— Start of Data supplied —

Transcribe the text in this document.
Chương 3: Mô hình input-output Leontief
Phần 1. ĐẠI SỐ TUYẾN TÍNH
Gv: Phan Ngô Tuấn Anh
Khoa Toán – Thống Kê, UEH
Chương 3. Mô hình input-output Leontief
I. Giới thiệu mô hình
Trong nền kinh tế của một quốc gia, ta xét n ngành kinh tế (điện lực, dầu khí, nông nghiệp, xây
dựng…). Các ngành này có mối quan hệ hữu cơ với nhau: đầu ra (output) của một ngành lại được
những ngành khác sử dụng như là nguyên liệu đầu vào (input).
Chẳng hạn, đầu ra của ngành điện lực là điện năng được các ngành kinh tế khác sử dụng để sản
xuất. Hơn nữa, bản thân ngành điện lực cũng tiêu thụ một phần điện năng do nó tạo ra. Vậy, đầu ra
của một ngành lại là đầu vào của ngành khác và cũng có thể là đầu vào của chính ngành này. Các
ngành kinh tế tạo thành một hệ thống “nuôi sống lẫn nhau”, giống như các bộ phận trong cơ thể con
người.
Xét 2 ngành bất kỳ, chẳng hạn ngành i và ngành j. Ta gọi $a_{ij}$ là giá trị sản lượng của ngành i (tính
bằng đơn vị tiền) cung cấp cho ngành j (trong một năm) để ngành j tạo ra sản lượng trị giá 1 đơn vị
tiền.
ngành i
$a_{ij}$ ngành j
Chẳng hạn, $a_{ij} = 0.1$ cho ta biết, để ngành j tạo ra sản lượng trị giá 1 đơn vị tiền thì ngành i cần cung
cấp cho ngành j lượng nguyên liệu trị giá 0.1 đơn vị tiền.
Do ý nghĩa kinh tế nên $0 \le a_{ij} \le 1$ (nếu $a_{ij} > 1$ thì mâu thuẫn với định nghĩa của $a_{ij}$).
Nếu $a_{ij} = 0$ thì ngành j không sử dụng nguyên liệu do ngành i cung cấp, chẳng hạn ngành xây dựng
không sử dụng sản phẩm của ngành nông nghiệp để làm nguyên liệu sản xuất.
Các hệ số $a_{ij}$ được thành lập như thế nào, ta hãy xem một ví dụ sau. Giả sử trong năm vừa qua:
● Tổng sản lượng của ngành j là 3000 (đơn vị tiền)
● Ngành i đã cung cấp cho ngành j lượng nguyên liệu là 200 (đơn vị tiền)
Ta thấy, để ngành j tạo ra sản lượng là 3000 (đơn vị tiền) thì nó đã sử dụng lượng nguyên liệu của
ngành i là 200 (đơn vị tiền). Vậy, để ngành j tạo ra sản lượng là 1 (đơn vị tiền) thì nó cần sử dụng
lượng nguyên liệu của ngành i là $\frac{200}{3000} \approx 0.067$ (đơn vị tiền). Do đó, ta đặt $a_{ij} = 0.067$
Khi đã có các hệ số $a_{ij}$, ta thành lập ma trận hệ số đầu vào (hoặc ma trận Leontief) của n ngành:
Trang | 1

— End of Data supplied —

### Goal
List every line above that contains the word "được".

### Solution
dựng…). Các ngành này có mối quan hệ hữu cơ với nhau: đầu ra (output) của một ngành lại được
Chẳng hạn, đầu ra của ngành điện lực là điện năng được các ngành kinh tế khác sử dụng để sản
Các hệ số $a_{ij}$ được thành lập như thế nào, ta hãy xem một ví dụ sau. Giả sử trong năm vừa qua:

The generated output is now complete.